--- Begin Items ---

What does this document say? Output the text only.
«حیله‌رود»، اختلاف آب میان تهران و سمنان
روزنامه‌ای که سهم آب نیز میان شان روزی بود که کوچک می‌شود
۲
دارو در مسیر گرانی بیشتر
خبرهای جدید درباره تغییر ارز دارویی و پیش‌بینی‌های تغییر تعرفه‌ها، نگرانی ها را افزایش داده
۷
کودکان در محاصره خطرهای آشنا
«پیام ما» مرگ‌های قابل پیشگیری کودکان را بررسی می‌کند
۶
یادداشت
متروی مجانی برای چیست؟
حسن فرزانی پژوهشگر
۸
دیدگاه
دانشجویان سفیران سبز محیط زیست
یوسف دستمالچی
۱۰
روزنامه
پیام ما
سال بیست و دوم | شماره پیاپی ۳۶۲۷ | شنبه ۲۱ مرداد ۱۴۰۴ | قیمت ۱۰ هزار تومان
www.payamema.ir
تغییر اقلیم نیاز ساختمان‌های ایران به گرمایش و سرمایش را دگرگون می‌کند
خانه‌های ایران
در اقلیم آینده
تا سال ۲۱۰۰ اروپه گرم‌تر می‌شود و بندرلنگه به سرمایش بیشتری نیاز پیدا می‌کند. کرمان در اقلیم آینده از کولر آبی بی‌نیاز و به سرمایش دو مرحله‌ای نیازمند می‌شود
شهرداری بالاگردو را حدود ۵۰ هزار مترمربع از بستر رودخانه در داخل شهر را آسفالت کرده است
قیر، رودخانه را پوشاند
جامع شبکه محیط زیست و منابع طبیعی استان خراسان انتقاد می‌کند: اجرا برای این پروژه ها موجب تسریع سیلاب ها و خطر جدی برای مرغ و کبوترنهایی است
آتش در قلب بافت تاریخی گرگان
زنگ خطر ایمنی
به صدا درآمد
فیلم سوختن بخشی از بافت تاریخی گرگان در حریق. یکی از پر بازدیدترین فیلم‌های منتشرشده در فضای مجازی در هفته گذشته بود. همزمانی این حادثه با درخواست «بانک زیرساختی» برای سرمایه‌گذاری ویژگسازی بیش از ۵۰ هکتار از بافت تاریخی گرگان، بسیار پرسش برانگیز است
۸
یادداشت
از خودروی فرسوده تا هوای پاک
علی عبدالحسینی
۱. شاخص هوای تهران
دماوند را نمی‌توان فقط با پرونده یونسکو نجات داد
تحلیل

--- End Items ---

## Task prompt
Pick each line holding the word "سرمایش" out of the data and copy it.

## Correct result
تغییر اقلیم نیاز ساختمان‌های ایران به گرمایش و سرمایش را دگرگون می‌کند
تا سال ۲۱۰۰ اروپه گرم‌تر می‌شود و بندرلنگه به سرمایش بیشتری نیاز پیدا می‌کند. کرمان در اقلیم آینده از کولر آبی بی‌نیاز و به سرمایش دو مرحله‌ای نیازمند می‌شود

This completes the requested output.